*WHAT TO PRODUCE:* Render the listing lines from the line with "bar-extranjeras-13 [669, 474, 718, 499]" to the line with "bar-extranjeras-4 [714, 161, 718, 186]", both included, as a numbered list with blank lines omitted.

========================================

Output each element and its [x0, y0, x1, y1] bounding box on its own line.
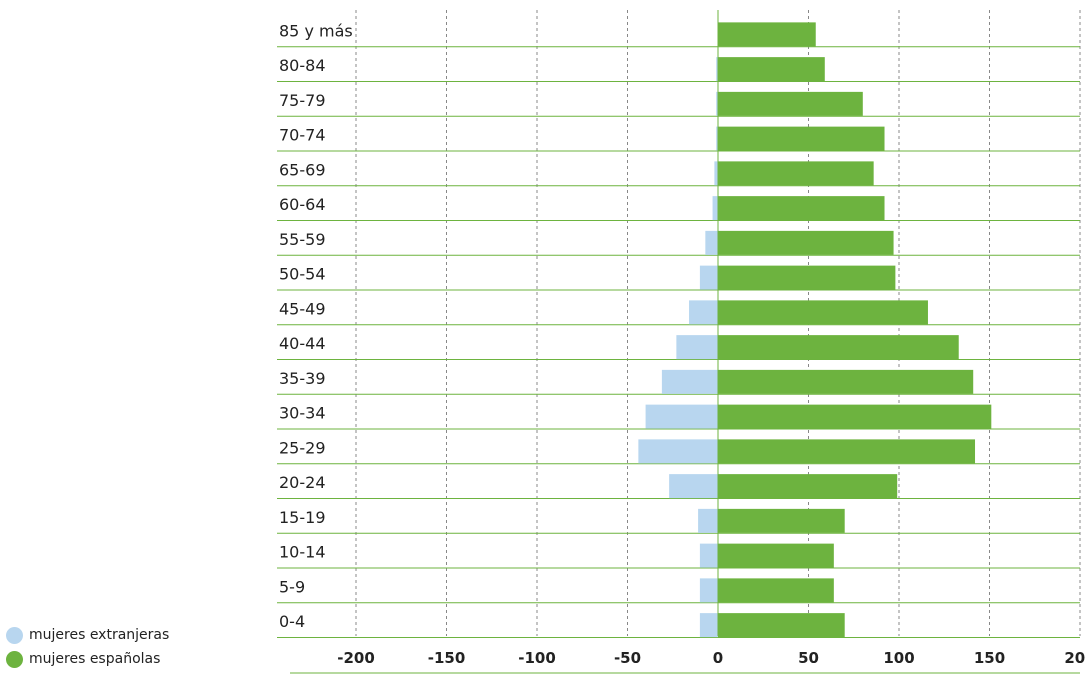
bar-extranjeras-13 [669, 474, 718, 499]
category-label-6: 55-59 [279, 230, 326, 249]
category-label-0: 85 y más [279, 21, 353, 40]
category-label-3: 70-74 [279, 126, 326, 145]
tick-label-4: 0 [713, 649, 723, 667]
category-label-16: 5-9 [279, 577, 305, 596]
legend: mujeres extranjeras mujeres españolas [6, 624, 169, 672]
legend-item-espanolas: mujeres españolas [6, 648, 169, 670]
bar-espanolas-9 [718, 335, 959, 360]
bar-espanolas-3 [718, 126, 885, 151]
bar-espanolas-16 [718, 578, 834, 603]
bar-extranjeras-11 [645, 404, 718, 429]
bar-extranjeras-5 [712, 196, 718, 221]
bar-extranjeras-4 [714, 161, 718, 186]
bar-espanolas-6 [718, 230, 894, 255]
category-label-15: 10-14 [279, 543, 326, 562]
tick-label-1: -150 [428, 649, 466, 667]
bar-extranjeras-3 [716, 126, 718, 151]
bar-espanolas-10 [718, 369, 974, 394]
category-label-4: 65-69 [279, 160, 326, 179]
bar-espanolas-0 [718, 22, 816, 47]
category-label-2: 75-79 [279, 91, 326, 110]
bar-espanolas-7 [718, 265, 896, 290]
bar-espanolas-5 [718, 196, 885, 221]
bar-espanolas-4 [718, 161, 874, 186]
tick-label-5: 50 [798, 649, 819, 667]
bar-extranjeras-12 [638, 439, 718, 464]
bar-extranjeras-17 [699, 613, 718, 638]
tick-label-3: -50 [614, 649, 641, 667]
category-label-11: 30-34 [279, 404, 326, 423]
bar-espanolas-11 [718, 404, 992, 429]
tick-label-6: 100 [883, 649, 914, 667]
bar-espanolas-1 [718, 57, 825, 82]
bar-extranjeras-8 [689, 300, 718, 325]
category-label-5: 60-64 [279, 195, 326, 214]
bar-extranjeras-2 [716, 91, 718, 116]
bar-espanolas-17 [718, 613, 845, 638]
category-label-12: 25-29 [279, 438, 326, 457]
category-label-1: 80-84 [279, 56, 326, 75]
legend-swatch-espanolas [6, 650, 23, 668]
bar-extranjeras-16 [699, 578, 718, 603]
tick-label-0: -200 [337, 649, 375, 667]
bar-extranjeras-15 [699, 543, 718, 568]
legend-swatch-extranjeras [6, 626, 23, 644]
bar-espanolas-12 [718, 439, 976, 464]
category-label-14: 15-19 [279, 508, 326, 527]
category-label-13: 20-24 [279, 473, 326, 492]
tick-label-2: -100 [518, 649, 556, 667]
category-label-17: 0-4 [279, 612, 305, 631]
category-label-7: 50-54 [279, 265, 326, 284]
bar-extranjeras-1 [716, 57, 718, 82]
bar-espanolas-13 [718, 474, 898, 499]
category-label-8: 45-49 [279, 299, 326, 318]
bar-espanolas-14 [718, 508, 845, 533]
tick-label-8: 200 [1064, 649, 1086, 667]
legend-label-espanolas: mujeres españolas [29, 651, 161, 667]
bar-extranjeras-14 [698, 508, 718, 533]
bar-extranjeras-10 [661, 369, 718, 394]
bar-extranjeras-7 [699, 265, 718, 290]
tick-label-7: 150 [974, 649, 1005, 667]
legend-label-extranjeras: mujeres extranjeras [29, 627, 170, 643]
bar-espanolas-2 [718, 91, 863, 116]
category-label-10: 35-39 [279, 369, 326, 388]
bar-espanolas-15 [718, 543, 834, 568]
bar-extranjeras-9 [676, 335, 718, 360]
bar-extranjeras-6 [705, 230, 718, 255]
bar-espanolas-8 [718, 300, 928, 325]
category-label-9: 40-44 [279, 334, 326, 353]
legend-item-extranjeras: mujeres extranjeras [6, 624, 169, 646]
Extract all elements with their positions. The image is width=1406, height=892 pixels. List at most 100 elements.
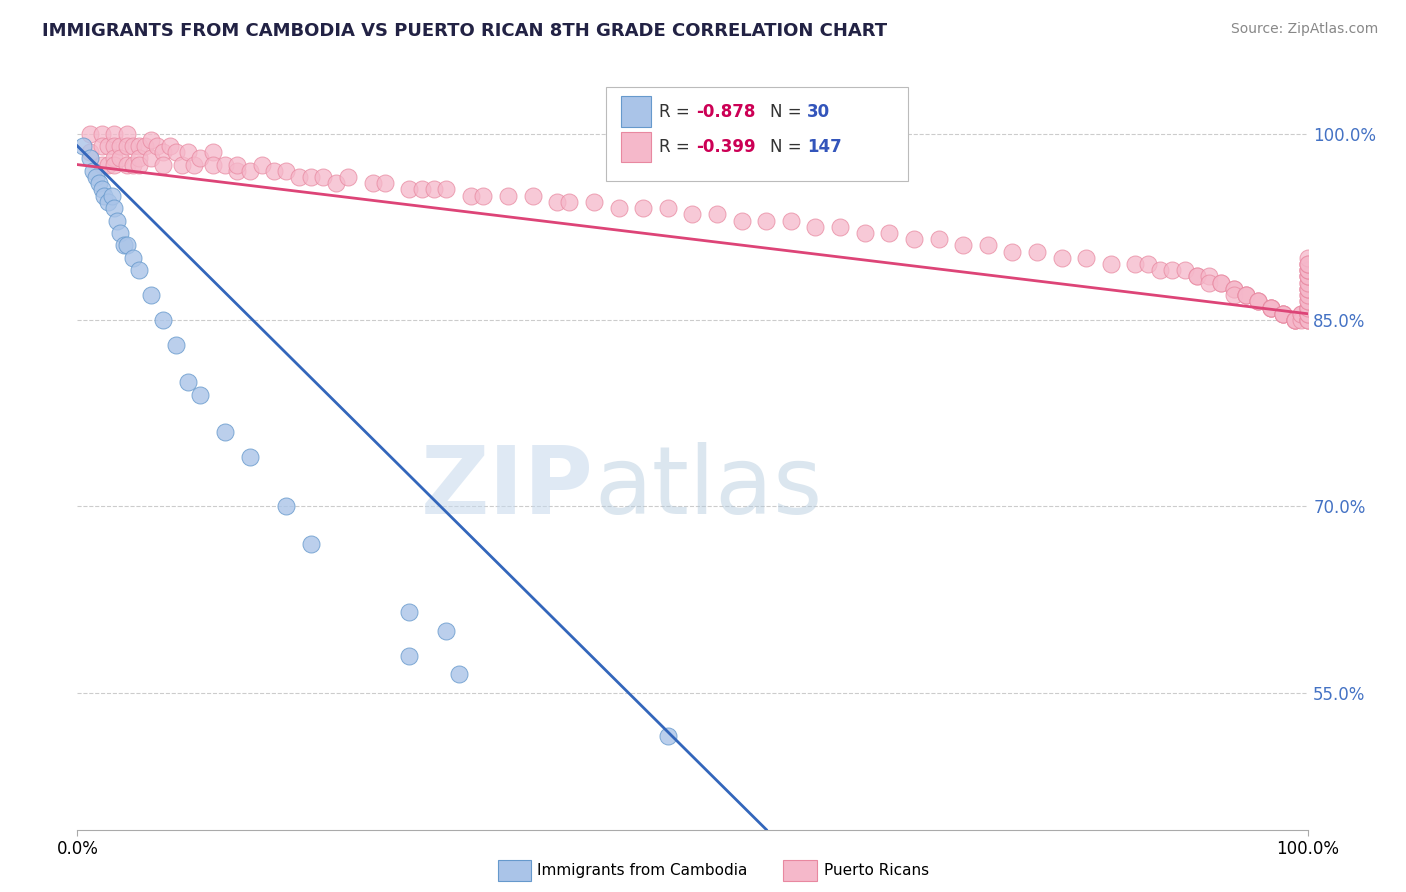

========================================

*FINAL RESULT:*
1. bar-extranjeras-13 [669, 474, 718, 499]
2. category-label-6: 55-59 [279, 230, 326, 249]
3. category-label-0: 85 y más [279, 21, 353, 40]
4. category-label-3: 70-74 [279, 126, 326, 145]
5. tick-label-4: 0 [713, 649, 723, 667]
6. category-label-16: 5-9 [279, 577, 305, 596]
7. legend: mujeres extranjeras mujeres españolas [6, 624, 169, 672]
8. legend-item-espanolas: mujeres españolas [6, 648, 169, 670]
9. bar-espanolas-9 [718, 335, 959, 360]
10. bar-espanolas-3 [718, 126, 885, 151]
11. bar-espanolas-16 [718, 578, 834, 603]
12. bar-extranjeras-11 [645, 404, 718, 429]
13. bar-extranjeras-5 [712, 196, 718, 221]
14. bar-extranjeras-4 [714, 161, 718, 186]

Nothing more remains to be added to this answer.